» Teks:
Oleh Bhikkhu Dhammaratano
Gabbhaṁ eke uppajjanti, Nirayaṁ pāpakammino
Saggaṁ sugatino yanti, Parinibbanti anāsavā’ti
“Beberapa makhluk hidup dilahirkan melalui rahim, pelaku kejahatan cepat tersiksa di alam neraka, pelaku kebajikan terlahir bahagia di alam surga, yang telah terbebas dari noda setelah kematiannya mencapai Nibbāna”
( Dhammapada IX: 126 )
Namo Tassa Bhagavato Arahato Sammāsambuddhassa
Alkisah di suatu desa, hiduplah sebuah keluarga yang makmur, sejahtera, dan berkekayaan melimpah. Pemiliknya adalah seorang pedagang yang sangat sukses dalam bisnis perdagangan. Seorang milyarder, pembisnis hebat, seorang yang sangat beruntung di dunia ini. Dengan ditemani oleh keempat orang istrinya yang cantik, seorang istri tua dan tiga istrinya yang muda belia. Ia hidup bagaikan raja ditemani oleh para dayang-dayang sangat bahagia, membuat orang lain yang melihatnya iri. Istri pertama adalah istri paling tua, namun sangat disayangkan pedagang ini jarang sekali memberi perhatian baik pakaian, perhiasan apalagi kasih sayang kepada istri pertamanya ini. Ia tampak kumuh dan kusam karena tidak pernah diperhatikan dan dipenuhi kebutuhannya. Sedangkan untuk istri-istrinya yang lain, ia berikan perhatian lebih bahkan selalu memanjakan mereka. Untuk istri keduanya, ia selalu memberikan pakaian dan perhiasan yang mahal serta parfum dengan merk terkenal. Istri ketiga, selalu dimanjakan dengan penuh perhatian, dijaga dengan penuh kasih sayang. Tidak membiarkannya sakit atau menderita walaupun hanya sesaat. Dan istri yang keempat, selalu ditraktir dengan makanan yang enak dan diajak jalan ke tempat-tempat yang menyenangkan.

» Instruksi yang Diberikan:
Tentukan apakah setiap pernyataan di bawah ini sesuai dengan teks tentang pedagang dan keempat istrinya di atas. Jawab ya atau tidak untuk masing-masing pernyataan, disertai kutipan persis kata-kata dari teks yang menjadi penentunya.
(a) Pedagang itu memiliki empat orang istri.
(b) Istri kedua selalu diajak jalan ke tempat-tempat yang menyenangkan.
(c) Pedagang itu jarang memberi perhatian kepada istri pertamanya.

» Baris Data:
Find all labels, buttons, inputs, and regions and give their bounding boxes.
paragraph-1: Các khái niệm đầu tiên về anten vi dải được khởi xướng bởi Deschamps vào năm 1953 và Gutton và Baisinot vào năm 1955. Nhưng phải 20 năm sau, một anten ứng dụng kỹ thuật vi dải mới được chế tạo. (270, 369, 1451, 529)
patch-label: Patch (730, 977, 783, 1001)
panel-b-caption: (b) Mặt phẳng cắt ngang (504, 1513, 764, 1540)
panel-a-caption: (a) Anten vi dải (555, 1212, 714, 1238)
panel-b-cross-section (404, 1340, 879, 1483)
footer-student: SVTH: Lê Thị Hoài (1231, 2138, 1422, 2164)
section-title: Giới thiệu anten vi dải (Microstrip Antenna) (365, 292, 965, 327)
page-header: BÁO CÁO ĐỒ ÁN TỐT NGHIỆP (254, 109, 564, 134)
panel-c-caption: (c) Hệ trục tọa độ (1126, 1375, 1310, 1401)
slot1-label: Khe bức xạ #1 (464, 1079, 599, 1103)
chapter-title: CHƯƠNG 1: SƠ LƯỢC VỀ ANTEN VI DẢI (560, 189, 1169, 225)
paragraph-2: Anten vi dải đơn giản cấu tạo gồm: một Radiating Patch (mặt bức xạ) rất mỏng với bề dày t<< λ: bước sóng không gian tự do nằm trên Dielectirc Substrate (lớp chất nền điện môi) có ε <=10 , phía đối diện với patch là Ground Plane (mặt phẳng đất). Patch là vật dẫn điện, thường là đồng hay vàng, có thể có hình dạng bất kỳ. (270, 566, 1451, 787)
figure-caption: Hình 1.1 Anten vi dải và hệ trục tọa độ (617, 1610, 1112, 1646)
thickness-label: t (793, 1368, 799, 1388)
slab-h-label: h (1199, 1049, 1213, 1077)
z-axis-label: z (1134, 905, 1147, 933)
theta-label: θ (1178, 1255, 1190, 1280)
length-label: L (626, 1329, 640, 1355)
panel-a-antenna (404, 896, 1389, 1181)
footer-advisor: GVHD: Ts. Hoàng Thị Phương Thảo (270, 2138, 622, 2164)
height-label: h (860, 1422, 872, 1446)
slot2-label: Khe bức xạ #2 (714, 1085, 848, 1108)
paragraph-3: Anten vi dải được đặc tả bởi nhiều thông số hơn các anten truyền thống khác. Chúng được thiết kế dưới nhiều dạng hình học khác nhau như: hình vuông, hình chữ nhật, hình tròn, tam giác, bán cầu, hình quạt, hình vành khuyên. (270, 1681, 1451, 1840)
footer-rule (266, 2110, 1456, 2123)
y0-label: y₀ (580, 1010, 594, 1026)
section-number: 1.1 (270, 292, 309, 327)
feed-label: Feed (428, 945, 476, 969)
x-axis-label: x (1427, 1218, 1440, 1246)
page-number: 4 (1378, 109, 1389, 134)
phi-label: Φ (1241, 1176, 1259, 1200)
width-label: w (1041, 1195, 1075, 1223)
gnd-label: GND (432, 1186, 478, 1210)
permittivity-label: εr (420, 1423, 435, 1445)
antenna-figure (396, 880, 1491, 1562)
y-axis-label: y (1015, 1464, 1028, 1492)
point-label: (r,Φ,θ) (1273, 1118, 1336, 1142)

» Jawaban Tertulis:
(a) Ya: "Dengan ditemani oleh keempat orang istrinya yang cantik, seorang istri tua dan tiga istrinya yang muda belia."
(b) Tidak: "Dan istri yang keempat, selalu ditraktir dengan makanan yang enak dan diajak jalan ke tempat-tempat yang menyenangkan."
(c) Ya: "pedagang ini jarang sekali memberi perhatian baik pakaian, perhiasan apalagi kasih sayang kepada istri pertamanya ini."